■ **INSTRUCTION**: In the records below, tally every line containing "Estimate". Report only the total.

Items from a figure collection
■ ■ ■

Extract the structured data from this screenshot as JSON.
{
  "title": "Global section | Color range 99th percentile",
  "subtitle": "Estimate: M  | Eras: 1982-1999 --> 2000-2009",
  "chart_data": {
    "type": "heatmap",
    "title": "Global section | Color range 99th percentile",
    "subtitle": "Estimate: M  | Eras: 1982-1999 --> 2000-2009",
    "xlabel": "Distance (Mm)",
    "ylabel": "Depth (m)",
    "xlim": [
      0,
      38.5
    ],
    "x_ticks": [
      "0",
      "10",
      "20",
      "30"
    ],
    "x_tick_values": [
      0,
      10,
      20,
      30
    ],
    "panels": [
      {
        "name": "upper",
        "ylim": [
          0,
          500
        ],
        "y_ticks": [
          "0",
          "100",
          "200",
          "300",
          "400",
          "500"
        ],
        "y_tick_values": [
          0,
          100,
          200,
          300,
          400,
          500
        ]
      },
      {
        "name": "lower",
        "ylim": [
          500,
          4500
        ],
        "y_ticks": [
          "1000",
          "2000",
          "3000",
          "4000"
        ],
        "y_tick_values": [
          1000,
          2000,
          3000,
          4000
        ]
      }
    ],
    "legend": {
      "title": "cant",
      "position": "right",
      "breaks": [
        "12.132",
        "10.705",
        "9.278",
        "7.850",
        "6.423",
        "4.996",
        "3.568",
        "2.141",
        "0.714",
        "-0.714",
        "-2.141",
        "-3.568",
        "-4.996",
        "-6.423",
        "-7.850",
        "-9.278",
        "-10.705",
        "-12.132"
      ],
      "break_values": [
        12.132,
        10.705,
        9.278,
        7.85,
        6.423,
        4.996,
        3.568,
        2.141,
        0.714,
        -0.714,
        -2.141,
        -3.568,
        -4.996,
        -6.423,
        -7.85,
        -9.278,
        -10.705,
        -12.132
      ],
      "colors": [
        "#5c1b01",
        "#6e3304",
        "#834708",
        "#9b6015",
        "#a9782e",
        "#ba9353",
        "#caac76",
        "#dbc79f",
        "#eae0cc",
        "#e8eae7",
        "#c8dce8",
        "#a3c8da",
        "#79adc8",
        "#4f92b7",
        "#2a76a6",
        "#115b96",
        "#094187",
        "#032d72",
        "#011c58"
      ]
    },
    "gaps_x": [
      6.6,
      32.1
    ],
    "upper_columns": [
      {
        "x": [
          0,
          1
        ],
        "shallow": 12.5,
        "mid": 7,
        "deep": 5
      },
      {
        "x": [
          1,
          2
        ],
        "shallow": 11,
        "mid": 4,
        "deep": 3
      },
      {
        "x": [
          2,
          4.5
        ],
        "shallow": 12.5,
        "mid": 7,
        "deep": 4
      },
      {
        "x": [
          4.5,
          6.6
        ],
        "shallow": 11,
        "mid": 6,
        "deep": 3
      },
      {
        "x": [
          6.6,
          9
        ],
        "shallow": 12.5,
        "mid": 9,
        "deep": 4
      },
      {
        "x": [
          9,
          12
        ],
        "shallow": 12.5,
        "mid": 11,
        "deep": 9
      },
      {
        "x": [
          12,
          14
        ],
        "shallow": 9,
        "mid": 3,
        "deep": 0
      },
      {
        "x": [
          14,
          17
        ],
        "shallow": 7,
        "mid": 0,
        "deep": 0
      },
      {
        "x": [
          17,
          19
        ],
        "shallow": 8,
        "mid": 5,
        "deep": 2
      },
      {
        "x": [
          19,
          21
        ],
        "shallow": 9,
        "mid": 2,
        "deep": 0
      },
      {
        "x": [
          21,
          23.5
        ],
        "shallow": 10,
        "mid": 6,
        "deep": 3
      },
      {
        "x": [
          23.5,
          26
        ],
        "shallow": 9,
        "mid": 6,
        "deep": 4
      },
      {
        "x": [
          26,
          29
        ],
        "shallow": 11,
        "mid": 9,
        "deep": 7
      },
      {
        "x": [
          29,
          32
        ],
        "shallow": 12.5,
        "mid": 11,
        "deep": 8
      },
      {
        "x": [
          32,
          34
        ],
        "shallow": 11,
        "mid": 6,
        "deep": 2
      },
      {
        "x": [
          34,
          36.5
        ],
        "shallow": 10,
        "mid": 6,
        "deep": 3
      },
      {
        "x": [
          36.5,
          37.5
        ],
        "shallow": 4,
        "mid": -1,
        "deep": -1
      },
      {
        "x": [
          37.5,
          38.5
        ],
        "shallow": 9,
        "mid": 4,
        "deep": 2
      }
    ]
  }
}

■ ■ ■

■ **ANSWER**: 2